-- start Supplied data --
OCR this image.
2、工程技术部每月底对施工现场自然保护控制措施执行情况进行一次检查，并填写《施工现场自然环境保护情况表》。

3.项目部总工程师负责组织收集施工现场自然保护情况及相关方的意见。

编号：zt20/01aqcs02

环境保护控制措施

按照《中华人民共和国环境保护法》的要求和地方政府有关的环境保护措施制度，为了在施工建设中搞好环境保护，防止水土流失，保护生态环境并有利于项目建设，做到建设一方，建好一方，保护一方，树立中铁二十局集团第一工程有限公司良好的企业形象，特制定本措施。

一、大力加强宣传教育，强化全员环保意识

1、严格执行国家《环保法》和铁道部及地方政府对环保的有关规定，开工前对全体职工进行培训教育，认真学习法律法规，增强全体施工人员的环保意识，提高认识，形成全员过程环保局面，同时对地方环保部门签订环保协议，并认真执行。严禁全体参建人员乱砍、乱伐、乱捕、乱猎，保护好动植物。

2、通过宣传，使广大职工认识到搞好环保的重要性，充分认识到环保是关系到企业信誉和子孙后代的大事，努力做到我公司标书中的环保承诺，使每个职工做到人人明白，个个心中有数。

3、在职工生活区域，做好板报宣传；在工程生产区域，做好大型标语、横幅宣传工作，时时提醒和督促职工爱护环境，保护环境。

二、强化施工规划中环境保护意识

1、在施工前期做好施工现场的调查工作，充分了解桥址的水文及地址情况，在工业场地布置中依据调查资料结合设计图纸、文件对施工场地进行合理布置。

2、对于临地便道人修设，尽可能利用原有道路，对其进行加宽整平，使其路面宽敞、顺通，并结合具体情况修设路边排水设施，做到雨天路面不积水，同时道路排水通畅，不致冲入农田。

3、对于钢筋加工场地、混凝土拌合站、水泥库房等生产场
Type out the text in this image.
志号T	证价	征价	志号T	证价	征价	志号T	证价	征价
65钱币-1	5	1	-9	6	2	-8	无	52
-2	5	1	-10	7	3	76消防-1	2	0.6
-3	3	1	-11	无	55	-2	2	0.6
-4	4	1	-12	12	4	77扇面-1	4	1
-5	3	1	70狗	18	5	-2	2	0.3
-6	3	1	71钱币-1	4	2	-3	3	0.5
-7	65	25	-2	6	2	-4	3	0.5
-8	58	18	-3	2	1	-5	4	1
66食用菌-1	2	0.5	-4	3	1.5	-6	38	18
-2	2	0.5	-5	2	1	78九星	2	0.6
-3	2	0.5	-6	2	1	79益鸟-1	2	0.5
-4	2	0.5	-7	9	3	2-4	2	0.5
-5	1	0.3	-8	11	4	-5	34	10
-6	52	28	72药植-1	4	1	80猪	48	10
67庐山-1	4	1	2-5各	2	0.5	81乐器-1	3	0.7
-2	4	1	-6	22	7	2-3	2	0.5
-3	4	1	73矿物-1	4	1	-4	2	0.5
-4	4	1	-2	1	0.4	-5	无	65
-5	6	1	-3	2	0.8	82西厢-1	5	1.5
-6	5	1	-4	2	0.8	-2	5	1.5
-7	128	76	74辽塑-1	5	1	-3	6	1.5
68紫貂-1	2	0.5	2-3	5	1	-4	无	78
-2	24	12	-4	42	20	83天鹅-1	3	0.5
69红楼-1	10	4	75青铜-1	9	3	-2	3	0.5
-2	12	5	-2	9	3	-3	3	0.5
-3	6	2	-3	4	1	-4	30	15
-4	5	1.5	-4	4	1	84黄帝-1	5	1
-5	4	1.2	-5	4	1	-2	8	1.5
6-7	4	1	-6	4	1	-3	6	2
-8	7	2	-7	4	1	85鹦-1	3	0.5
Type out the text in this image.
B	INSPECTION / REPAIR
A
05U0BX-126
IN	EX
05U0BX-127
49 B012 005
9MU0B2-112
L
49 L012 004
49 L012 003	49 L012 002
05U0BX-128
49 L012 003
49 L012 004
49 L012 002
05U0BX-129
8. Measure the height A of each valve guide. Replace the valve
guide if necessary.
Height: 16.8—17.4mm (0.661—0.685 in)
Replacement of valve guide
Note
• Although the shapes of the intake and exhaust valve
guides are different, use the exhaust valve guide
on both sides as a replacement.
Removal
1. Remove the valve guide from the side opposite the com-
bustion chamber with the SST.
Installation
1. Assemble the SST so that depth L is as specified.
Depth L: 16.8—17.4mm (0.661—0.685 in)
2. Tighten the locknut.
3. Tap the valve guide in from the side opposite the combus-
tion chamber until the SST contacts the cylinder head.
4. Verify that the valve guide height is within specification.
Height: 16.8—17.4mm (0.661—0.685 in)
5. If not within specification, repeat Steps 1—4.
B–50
-- end Supplied data --
- Given request:
Restate all of the entries above precisely.

- Problem solution:
OCR this image.
2、工程技术部每月底对施工现场自然保护控制措施执行情况进行一次检查，并填写《施工现场自然环境保护情况表》。

3.项目部总工程师负责组织收集施工现场自然保护情况及相关方的意见。

编号：zt20/01aqcs02

环境保护控制措施

按照《中华人民共和国环境保护法》的要求和地方政府有关的环境保护措施制度，为了在施工建设中搞好环境保护，防止水土流失，保护生态环境并有利于项目建设，做到建设一方，建好一方，保护一方，树立中铁二十局集团第一工程有限公司良好的企业形象，特制定本措施。

一、大力加强宣传教育，强化全员环保意识

1、严格执行国家《环保法》和铁道部及地方政府对环保的有关规定，开工前对全体职工进行培训教育，认真学习法律法规，增强全体施工人员的环保意识，提高认识，形成全员过程环保局面，同时对地方环保部门签订环保协议，并认真执行。严禁全体参建人员乱砍、乱伐、乱捕、乱猎，保护好动植物。

2、通过宣传，使广大职工认识到搞好环保的重要性，充分认识到环保是关系到企业信誉和子孙后代的大事，努力做到我公司标书中的环保承诺，使每个职工做到人人明白，个个心中有数。

3、在职工生活区域，做好板报宣传；在工程生产区域，做好大型标语、横幅宣传工作，时时提醒和督促职工爱护环境，保护环境。

二、强化施工规划中环境保护意识

1、在施工前期做好施工现场的调查工作，充分了解桥址的水文及地址情况，在工业场地布置中依据调查资料结合设计图纸、文件对施工场地进行合理布置。

2、对于临地便道人修设，尽可能利用原有道路，对其进行加宽整平，使其路面宽敞、顺通，并结合具体情况修设路边排水设施，做到雨天路面不积水，同时道路排水通畅，不致冲入农田。

3、对于钢筋加工场地、混凝土拌合站、水泥库房等生产场
Type out the text in this image.
志号T	证价	征价	志号T	证价	征价	志号T	证价	征价
65钱币-1	5	1	-9	6	2	-8	无	52
-2	5	1	-10	7	3	76消防-1	2	0.6
-3	3	1	-11	无	55	-2	2	0.6
-4	4	1	-12	12	4	77扇面-1	4	1
-5	3	1	70狗	18	5	-2	2	0.3
-6	3	1	71钱币-1	4	2	-3	3	0.5
-7	65	25	-2	6	2	-4	3	0.5
-8	58	18	-3	2	1	-5	4	1
66食用菌-1	2	0.5	-4	3	1.5	-6	38	18
-2	2	0.5	-5	2	1	78九星	2	0.6
-3	2	0.5	-6	2	1	79益鸟-1	2	0.5
-4	2	0.5	-7	9	3	2-4	2	0.5
-5	1	0.3	-8	11	4	-5	34	10
-6	52	28	72药植-1	4	1	80猪	48	10
67庐山-1	4	1	2-5各	2	0.5	81乐器-1	3	0.7
-2	4	1	-6	22	7	2-3	2	0.5
-3	4	1	73矿物-1	4	1	-4	2	0.5
-4	4	1	-2	1	0.4	-5	无	65
-5	6	1	-3	2	0.8	82西厢-1	5	1.5
-6	5	1	-4	2	0.8	-2	5	1.5
-7	128	76	74辽塑-1	5	1	-3	6	1.5
68紫貂-1	2	0.5	2-3	5	1	-4	无	78
-2	24	12	-4	42	20	83天鹅-1	3	0.5
69红楼-1	10	4	75青铜-1	9	3	-2	3	0.5
-2	12	5	-2	9	3	-3	3	0.5
-3	6	2	-3	4	1	-4	30	15
-4	5	1.5	-4	4	1	84黄帝-1	5	1
-5	4	1.2	-5	4	1	-2	8	1.5
6-7	4	1	-6	4	1	-3	6	2
-8	7	2	-7	4	1	85鹦-1	3	0.5
Type out the text in this image.
B	INSPECTION / REPAIR
A
05U0BX-126
IN	EX
05U0BX-127
49 B012 005
9MU0B2-112
L
49 L012 004
49 L012 003	49 L012 002
05U0BX-128
49 L012 003
49 L012 004
49 L012 002
05U0BX-129
8. Measure the height A of each valve guide. Replace the valve
guide if necessary.
Height: 16.8—17.4mm (0.661—0.685 in)
Replacement of valve guide
Note
• Although the shapes of the intake and exhaust valve
guides are different, use the exhaust valve guide
on both sides as a replacement.
Removal
1. Remove the valve guide from the side opposite the com-
bustion chamber with the SST.
Installation
1. Assemble the SST so that depth L is as specified.
Depth L: 16.8—17.4mm (0.661—0.685 in)
2. Tighten the locknut.
3. Tap the valve guide in from the side opposite the combus-
tion chamber until the SST contacts the cylinder head.
4. Verify that the valve guide height is within specification.
Height: 16.8—17.4mm (0.661—0.685 in)
5. If not within specification, repeat Steps 1—4.
B–50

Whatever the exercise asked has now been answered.